Find every line containing the word "Intensity" and report the count, nothing more.

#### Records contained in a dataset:
========
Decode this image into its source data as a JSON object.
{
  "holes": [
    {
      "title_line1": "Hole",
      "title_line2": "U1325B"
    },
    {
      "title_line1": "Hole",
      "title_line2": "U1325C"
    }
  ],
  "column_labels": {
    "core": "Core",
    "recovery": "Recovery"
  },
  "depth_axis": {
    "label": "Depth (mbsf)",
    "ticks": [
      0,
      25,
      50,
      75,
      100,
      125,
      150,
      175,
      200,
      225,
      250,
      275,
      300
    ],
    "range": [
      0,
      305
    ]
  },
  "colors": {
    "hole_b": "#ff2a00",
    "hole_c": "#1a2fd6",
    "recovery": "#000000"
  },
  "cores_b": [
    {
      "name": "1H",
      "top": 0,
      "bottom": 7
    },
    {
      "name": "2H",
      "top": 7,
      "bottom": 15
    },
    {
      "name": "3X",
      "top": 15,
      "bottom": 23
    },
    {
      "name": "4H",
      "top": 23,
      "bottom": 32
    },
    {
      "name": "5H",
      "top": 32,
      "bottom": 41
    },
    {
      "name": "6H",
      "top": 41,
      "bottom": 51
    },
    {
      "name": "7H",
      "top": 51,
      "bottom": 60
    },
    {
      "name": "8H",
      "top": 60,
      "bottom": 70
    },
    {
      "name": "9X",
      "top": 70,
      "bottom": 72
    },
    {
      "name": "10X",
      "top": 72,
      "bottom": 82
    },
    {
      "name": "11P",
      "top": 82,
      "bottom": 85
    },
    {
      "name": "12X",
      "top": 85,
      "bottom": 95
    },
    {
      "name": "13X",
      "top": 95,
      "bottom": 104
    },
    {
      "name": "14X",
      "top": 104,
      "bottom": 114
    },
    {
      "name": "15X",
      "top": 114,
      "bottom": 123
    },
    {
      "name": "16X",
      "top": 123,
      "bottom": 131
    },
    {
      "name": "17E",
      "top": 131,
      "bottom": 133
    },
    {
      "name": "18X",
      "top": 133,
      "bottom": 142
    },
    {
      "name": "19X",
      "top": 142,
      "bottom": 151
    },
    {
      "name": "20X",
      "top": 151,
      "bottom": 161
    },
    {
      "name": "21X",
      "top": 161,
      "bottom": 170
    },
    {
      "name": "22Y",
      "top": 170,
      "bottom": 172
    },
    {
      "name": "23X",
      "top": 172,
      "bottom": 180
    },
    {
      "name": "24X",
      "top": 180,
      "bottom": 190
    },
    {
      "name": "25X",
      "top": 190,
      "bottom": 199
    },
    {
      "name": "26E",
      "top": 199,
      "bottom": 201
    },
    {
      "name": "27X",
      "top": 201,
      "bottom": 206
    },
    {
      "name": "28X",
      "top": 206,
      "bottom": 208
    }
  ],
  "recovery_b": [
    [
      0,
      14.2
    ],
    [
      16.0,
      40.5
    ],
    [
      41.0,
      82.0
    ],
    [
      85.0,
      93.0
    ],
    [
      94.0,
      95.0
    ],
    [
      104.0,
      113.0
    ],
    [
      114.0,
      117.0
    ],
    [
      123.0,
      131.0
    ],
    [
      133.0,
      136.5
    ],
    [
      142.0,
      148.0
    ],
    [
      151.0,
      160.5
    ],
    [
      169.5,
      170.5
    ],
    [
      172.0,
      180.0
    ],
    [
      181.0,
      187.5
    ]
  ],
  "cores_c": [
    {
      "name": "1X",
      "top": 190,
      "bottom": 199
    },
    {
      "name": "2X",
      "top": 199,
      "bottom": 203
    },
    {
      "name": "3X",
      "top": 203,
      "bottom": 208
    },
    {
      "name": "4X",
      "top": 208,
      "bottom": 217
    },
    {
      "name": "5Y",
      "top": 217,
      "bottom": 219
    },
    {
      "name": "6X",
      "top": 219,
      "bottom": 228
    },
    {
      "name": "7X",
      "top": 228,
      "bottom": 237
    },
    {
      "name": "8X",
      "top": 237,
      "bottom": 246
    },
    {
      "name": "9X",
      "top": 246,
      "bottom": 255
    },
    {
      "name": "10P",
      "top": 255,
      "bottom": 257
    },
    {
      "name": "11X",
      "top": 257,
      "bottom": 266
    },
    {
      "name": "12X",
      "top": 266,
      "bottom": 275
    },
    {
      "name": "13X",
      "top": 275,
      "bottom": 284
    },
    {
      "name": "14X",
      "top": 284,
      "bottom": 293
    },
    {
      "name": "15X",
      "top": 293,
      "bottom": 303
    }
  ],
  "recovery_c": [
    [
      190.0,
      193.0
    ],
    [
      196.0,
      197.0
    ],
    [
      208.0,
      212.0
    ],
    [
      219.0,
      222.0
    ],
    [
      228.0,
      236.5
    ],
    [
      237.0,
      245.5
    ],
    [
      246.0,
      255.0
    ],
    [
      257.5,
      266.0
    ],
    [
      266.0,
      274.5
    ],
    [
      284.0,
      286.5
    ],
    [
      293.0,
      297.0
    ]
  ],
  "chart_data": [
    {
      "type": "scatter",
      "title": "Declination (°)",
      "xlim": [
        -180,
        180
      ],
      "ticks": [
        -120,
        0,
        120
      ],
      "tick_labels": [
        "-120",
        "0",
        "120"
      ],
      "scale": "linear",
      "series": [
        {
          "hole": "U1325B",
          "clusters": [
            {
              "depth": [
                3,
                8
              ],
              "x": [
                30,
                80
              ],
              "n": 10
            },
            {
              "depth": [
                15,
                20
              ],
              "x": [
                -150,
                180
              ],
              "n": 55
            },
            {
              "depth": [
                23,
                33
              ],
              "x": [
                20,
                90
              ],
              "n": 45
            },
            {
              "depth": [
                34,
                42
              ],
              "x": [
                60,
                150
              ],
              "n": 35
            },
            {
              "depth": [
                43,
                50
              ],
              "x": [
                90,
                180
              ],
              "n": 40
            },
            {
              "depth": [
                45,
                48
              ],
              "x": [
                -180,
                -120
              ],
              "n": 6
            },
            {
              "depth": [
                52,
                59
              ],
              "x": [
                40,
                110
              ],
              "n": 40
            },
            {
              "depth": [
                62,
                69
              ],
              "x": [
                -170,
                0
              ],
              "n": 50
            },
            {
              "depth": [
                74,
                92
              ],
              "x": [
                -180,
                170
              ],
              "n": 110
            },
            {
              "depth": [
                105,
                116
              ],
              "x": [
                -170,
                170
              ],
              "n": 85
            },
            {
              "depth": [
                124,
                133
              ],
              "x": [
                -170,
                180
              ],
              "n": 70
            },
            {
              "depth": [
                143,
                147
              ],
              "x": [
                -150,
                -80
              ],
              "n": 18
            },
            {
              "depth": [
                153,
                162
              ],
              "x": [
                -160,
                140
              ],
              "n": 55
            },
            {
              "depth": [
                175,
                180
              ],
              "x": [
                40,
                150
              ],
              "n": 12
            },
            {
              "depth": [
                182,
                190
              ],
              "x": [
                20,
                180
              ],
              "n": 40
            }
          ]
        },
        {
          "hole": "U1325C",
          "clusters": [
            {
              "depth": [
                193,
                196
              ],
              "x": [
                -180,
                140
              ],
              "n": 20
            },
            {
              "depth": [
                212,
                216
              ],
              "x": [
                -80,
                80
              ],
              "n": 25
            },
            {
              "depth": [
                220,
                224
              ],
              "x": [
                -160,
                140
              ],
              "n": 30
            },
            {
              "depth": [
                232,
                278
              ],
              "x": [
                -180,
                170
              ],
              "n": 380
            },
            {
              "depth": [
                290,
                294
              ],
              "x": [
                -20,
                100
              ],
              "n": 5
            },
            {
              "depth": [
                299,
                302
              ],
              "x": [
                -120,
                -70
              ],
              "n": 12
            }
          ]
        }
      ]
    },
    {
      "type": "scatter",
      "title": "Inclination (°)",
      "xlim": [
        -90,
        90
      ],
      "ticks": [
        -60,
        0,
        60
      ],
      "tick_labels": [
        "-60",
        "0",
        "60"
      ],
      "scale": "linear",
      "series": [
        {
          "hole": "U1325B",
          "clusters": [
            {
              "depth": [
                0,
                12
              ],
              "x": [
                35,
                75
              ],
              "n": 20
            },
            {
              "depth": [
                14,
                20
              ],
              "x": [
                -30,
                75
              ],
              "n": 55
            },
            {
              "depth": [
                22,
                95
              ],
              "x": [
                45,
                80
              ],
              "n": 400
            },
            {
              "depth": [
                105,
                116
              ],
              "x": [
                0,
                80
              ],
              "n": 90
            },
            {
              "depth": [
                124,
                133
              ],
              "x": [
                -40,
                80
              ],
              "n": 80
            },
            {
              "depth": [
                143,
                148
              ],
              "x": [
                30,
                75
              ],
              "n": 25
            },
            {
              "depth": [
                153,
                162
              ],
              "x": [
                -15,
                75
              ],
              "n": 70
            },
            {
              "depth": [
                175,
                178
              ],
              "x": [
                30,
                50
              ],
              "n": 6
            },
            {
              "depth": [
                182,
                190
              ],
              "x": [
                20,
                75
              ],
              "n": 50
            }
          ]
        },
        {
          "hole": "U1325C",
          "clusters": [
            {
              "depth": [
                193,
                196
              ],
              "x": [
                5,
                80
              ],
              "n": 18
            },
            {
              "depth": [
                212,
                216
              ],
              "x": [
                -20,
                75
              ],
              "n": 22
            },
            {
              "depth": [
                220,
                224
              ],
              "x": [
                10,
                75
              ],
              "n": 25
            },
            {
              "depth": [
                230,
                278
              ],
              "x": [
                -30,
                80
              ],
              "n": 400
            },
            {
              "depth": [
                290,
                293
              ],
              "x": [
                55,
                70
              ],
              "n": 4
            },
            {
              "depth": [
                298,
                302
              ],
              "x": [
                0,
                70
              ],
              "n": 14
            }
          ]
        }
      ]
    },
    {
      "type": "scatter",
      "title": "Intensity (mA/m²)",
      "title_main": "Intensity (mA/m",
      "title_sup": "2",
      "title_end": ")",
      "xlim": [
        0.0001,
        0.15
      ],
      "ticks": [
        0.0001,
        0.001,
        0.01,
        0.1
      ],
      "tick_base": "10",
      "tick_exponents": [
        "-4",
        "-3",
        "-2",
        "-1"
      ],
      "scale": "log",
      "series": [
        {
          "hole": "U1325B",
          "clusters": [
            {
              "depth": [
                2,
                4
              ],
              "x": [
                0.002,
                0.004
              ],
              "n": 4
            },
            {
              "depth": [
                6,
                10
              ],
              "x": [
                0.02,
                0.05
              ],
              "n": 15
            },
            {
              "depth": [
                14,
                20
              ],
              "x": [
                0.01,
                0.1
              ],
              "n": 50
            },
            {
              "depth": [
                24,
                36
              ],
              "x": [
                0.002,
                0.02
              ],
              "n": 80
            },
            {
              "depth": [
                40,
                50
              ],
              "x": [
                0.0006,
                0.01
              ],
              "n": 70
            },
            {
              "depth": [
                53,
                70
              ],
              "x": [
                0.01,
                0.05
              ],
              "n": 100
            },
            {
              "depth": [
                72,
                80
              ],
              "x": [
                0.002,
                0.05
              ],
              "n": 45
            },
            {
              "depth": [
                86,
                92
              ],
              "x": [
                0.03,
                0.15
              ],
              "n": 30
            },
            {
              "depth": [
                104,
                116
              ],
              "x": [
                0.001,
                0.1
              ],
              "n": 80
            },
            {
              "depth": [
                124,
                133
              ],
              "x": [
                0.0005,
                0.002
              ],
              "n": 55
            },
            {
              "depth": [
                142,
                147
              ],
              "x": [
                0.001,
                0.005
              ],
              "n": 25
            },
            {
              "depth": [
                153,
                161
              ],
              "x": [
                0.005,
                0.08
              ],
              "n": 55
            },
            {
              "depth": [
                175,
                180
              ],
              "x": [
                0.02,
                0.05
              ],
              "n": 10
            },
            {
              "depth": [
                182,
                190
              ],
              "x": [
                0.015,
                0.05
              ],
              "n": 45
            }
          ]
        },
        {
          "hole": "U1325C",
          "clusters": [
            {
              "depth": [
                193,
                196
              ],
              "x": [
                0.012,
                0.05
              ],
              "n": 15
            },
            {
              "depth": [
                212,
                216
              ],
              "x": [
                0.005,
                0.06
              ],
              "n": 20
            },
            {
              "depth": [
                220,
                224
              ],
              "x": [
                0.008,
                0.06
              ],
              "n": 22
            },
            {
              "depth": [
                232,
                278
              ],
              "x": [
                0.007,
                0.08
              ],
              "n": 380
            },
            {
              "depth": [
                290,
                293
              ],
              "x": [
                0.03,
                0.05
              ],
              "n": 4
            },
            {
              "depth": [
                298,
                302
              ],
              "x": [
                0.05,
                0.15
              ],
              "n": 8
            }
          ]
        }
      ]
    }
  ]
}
========
#### REPLY:
2